■ **TO DO**
Report how many lines of the entries below contain the word "αὐξάνει", and nothing more.

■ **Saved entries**
--- --- ---
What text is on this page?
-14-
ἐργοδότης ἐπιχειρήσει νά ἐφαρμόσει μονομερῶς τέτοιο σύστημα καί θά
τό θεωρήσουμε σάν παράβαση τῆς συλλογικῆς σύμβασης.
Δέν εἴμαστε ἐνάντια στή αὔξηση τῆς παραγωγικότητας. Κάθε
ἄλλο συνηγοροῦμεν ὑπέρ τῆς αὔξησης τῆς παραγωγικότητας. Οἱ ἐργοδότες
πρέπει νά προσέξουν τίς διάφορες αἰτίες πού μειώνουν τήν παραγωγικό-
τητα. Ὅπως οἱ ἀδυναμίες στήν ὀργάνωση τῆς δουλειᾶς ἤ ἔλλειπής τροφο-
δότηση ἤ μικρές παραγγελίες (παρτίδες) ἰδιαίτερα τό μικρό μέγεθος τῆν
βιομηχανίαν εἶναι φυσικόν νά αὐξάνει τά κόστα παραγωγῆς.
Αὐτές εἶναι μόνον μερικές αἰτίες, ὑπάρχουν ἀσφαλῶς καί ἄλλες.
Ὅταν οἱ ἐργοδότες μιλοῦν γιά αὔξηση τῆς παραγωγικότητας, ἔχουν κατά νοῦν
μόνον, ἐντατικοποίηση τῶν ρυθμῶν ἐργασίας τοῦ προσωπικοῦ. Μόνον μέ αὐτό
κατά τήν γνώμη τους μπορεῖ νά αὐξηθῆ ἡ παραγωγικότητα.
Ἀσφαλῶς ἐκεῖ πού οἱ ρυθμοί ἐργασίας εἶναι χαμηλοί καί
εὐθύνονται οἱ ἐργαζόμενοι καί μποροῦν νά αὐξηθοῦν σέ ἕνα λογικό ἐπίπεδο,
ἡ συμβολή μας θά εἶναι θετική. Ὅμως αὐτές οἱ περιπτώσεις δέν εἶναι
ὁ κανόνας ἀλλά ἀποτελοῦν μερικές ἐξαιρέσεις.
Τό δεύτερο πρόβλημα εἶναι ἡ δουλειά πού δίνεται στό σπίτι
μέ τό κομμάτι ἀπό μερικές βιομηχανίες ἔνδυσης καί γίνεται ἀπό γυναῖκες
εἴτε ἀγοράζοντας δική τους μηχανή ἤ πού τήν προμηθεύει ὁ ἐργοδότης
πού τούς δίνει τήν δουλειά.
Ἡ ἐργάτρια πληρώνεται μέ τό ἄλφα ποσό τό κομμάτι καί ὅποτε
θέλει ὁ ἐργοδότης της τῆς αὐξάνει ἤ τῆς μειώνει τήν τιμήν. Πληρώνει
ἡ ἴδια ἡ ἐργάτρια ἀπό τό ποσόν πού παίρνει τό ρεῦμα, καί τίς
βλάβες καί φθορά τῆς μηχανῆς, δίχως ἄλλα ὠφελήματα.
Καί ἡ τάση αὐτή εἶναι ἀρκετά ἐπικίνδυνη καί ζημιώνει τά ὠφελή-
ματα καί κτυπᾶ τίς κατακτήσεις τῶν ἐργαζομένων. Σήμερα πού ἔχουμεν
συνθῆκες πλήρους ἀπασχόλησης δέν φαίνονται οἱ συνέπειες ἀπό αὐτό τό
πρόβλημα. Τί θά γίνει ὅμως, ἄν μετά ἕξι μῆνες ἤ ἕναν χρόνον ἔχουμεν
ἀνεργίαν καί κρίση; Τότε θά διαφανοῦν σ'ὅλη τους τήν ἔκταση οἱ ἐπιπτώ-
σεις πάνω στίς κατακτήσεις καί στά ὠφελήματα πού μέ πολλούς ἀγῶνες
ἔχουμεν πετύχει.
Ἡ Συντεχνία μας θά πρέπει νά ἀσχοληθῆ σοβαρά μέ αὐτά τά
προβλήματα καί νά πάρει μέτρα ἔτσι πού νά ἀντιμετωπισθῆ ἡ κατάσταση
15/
--- --- ---
■ **THE OUTPUT**
2